Write the number of lines holding the word "Transactions", and nothing else.

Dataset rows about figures
BEGIN

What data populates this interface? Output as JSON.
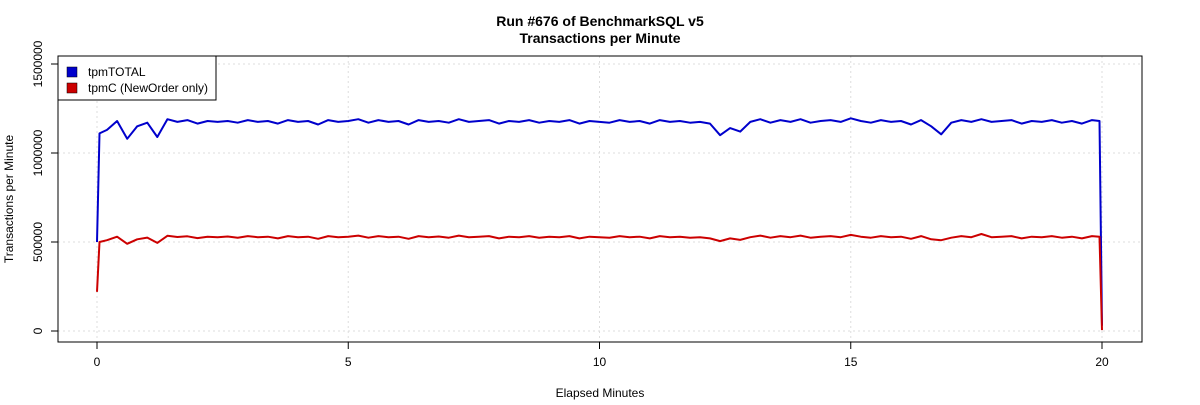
{
  "chart_data": {
    "type": "line",
    "title": "Run #676 of BenchmarkSQL v5",
    "subtitle": "Transactions per Minute",
    "xlabel": "Elapsed Minutes",
    "ylabel": "Transactions per Minute",
    "xlim": [
      -1.5,
      20.8
    ],
    "ylim": [
      -60000,
      1600000
    ],
    "xticks": [
      0,
      5,
      10,
      15,
      20
    ],
    "xtick_labels": [
      "0",
      "5",
      "10",
      "15",
      "20"
    ],
    "yticks": [
      0,
      500000,
      1000000,
      1500000
    ],
    "ytick_labels": [
      "0",
      "500000",
      "1000000",
      "1500000"
    ],
    "grid": true,
    "legend_position": "top-left",
    "series": [
      {
        "name": "tpmTOTAL",
        "color": "#0000CC",
        "x_start": 0.2,
        "x_step": 0.2,
        "head": [
          [
            0,
            500000
          ],
          [
            0.05,
            1110000
          ]
        ],
        "tail": [
          [
            19.95,
            1180000
          ],
          [
            20,
            30000
          ]
        ],
        "values": [
          1130000,
          1180000,
          1080000,
          1150000,
          1170000,
          1090000,
          1190000,
          1175000,
          1185000,
          1165000,
          1180000,
          1175000,
          1180000,
          1170000,
          1185000,
          1175000,
          1180000,
          1165000,
          1185000,
          1175000,
          1180000,
          1160000,
          1185000,
          1175000,
          1180000,
          1190000,
          1170000,
          1185000,
          1175000,
          1180000,
          1160000,
          1185000,
          1175000,
          1180000,
          1170000,
          1190000,
          1175000,
          1180000,
          1185000,
          1165000,
          1180000,
          1175000,
          1185000,
          1170000,
          1180000,
          1175000,
          1185000,
          1165000,
          1180000,
          1175000,
          1170000,
          1185000,
          1175000,
          1180000,
          1165000,
          1185000,
          1175000,
          1180000,
          1170000,
          1175000,
          1165000,
          1100000,
          1140000,
          1120000,
          1175000,
          1190000,
          1170000,
          1185000,
          1175000,
          1190000,
          1170000,
          1180000,
          1185000,
          1175000,
          1195000,
          1180000,
          1170000,
          1185000,
          1175000,
          1180000,
          1160000,
          1185000,
          1150000,
          1105000,
          1170000,
          1185000,
          1175000,
          1190000,
          1175000,
          1180000,
          1185000,
          1165000,
          1180000,
          1175000,
          1185000,
          1170000,
          1180000,
          1165000,
          1185000
        ]
      },
      {
        "name": "tpmC (NewOrder only)",
        "color": "#CC0000",
        "x_start": 0.2,
        "x_step": 0.2,
        "head": [
          [
            0,
            220000
          ],
          [
            0.05,
            500000
          ]
        ],
        "tail": [
          [
            19.95,
            530000
          ],
          [
            20,
            5000
          ]
        ],
        "values": [
          510000,
          530000,
          490000,
          515000,
          525000,
          495000,
          535000,
          528000,
          532000,
          522000,
          530000,
          527000,
          531000,
          524000,
          533000,
          527000,
          530000,
          520000,
          533000,
          527000,
          530000,
          518000,
          533000,
          527000,
          530000,
          536000,
          524000,
          533000,
          527000,
          530000,
          518000,
          533000,
          527000,
          531000,
          524000,
          536000,
          527000,
          530000,
          533000,
          520000,
          530000,
          527000,
          533000,
          524000,
          530000,
          527000,
          533000,
          520000,
          530000,
          527000,
          524000,
          533000,
          527000,
          530000,
          520000,
          533000,
          527000,
          530000,
          524000,
          527000,
          520000,
          505000,
          520000,
          512000,
          527000,
          536000,
          524000,
          533000,
          527000,
          536000,
          524000,
          530000,
          533000,
          527000,
          540000,
          530000,
          524000,
          533000,
          527000,
          530000,
          518000,
          533000,
          515000,
          510000,
          524000,
          533000,
          527000,
          545000,
          527000,
          530000,
          533000,
          520000,
          530000,
          527000,
          533000,
          524000,
          530000,
          520000,
          533000
        ]
      }
    ]
  }
}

END

* **Solution**
2